Information provided »
** BEGIN **

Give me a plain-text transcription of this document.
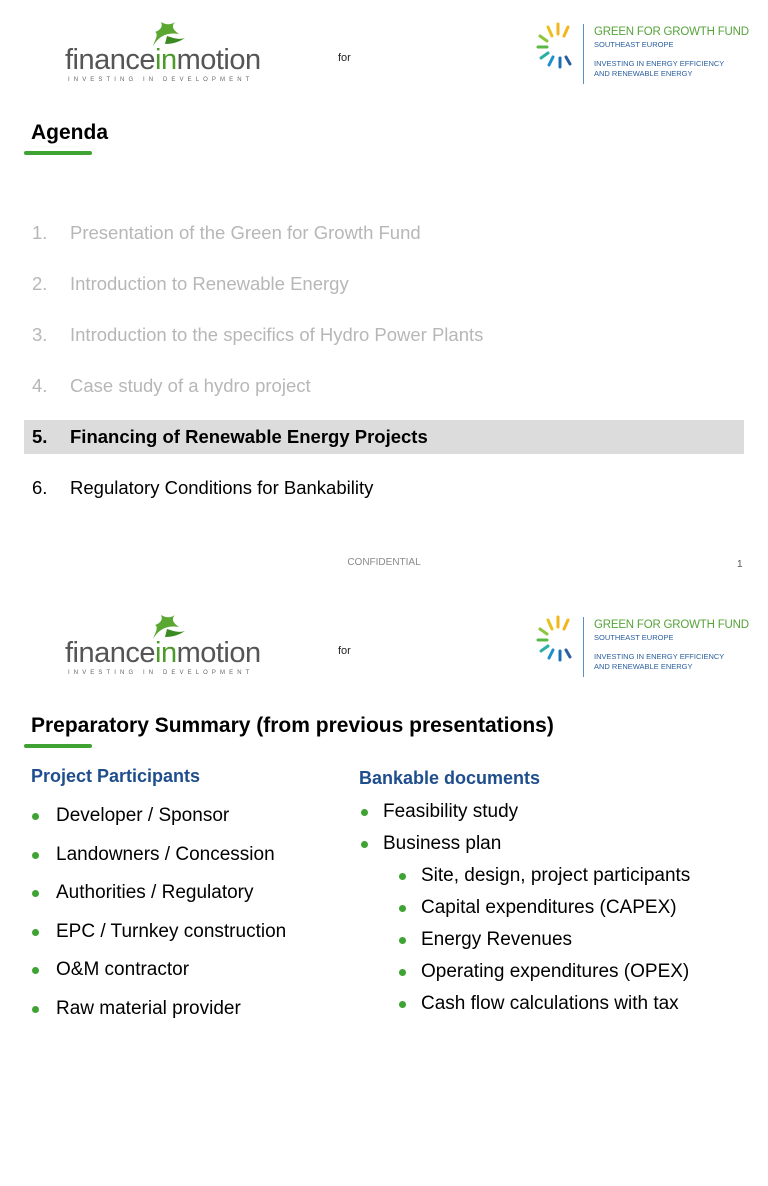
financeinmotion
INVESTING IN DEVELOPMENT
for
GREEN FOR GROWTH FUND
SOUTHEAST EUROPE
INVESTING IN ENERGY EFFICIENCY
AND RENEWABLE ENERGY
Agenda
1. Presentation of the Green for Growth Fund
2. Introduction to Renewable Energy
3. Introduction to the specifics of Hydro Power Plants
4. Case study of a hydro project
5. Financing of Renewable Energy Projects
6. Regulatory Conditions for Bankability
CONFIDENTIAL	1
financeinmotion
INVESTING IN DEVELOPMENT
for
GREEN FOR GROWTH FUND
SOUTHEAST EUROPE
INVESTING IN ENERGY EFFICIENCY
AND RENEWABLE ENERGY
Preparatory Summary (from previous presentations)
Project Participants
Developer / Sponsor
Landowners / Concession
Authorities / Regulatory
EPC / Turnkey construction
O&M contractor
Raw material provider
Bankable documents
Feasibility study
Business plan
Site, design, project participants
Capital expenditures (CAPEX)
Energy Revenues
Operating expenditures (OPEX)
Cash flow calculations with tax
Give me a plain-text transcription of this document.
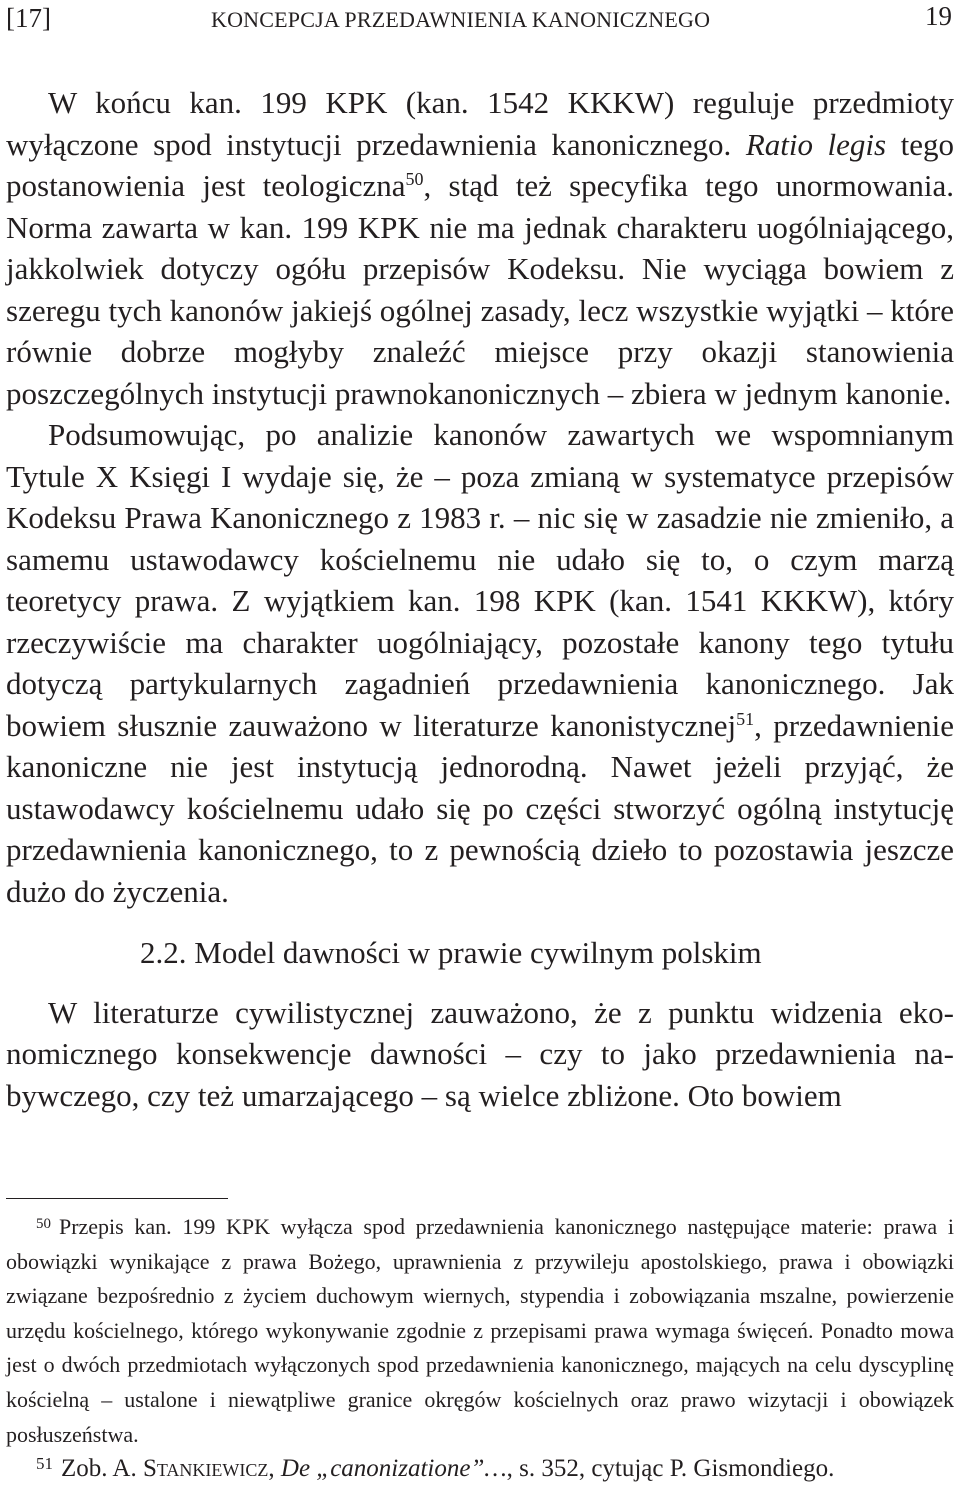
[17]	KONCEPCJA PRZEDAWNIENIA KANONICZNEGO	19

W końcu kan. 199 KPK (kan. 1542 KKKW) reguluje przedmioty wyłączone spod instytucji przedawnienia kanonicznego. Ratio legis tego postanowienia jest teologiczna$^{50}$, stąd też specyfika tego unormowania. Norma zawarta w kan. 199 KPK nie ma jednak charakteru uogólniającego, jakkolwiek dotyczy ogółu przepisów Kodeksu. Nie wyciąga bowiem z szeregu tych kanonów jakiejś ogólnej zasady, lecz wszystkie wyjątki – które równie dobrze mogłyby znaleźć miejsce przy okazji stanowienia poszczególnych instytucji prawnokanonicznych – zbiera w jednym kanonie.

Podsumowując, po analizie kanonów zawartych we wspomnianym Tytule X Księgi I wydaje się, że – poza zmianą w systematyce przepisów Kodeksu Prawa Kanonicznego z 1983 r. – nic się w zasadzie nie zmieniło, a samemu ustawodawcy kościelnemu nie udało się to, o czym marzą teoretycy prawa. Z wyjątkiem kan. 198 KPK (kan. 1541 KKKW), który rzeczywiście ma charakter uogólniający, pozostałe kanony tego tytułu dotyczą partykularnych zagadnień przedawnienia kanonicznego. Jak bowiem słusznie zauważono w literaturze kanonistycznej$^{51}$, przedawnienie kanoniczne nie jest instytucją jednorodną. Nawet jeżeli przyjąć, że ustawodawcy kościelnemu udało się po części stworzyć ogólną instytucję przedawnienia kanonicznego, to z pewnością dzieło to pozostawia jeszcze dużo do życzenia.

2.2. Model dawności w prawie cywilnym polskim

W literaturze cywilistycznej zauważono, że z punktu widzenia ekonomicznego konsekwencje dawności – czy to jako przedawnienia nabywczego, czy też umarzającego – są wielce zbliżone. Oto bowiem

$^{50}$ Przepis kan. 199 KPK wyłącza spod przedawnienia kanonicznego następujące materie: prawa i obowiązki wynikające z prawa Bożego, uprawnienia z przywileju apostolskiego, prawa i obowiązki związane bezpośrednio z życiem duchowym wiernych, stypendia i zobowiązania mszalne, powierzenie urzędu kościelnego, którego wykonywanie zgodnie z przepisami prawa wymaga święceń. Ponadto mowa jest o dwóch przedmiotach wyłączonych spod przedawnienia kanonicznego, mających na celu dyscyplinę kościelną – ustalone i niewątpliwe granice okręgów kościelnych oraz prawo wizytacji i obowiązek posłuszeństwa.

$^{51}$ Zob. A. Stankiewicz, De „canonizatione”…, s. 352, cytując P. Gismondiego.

** END **

Task directions »
Among the lines of the material, find those that hold the word "dawności" and copy them.

Task result »
2.2. Model dawności w prawie cywilnym polskim
W literaturze cywilistycznej zauważono, że z punktu widzenia ekonomicznego konsekwencje dawności – czy to jako przedawnienia nabywczego, czy też umarzającego – są wielce zbliżone. Oto bowiem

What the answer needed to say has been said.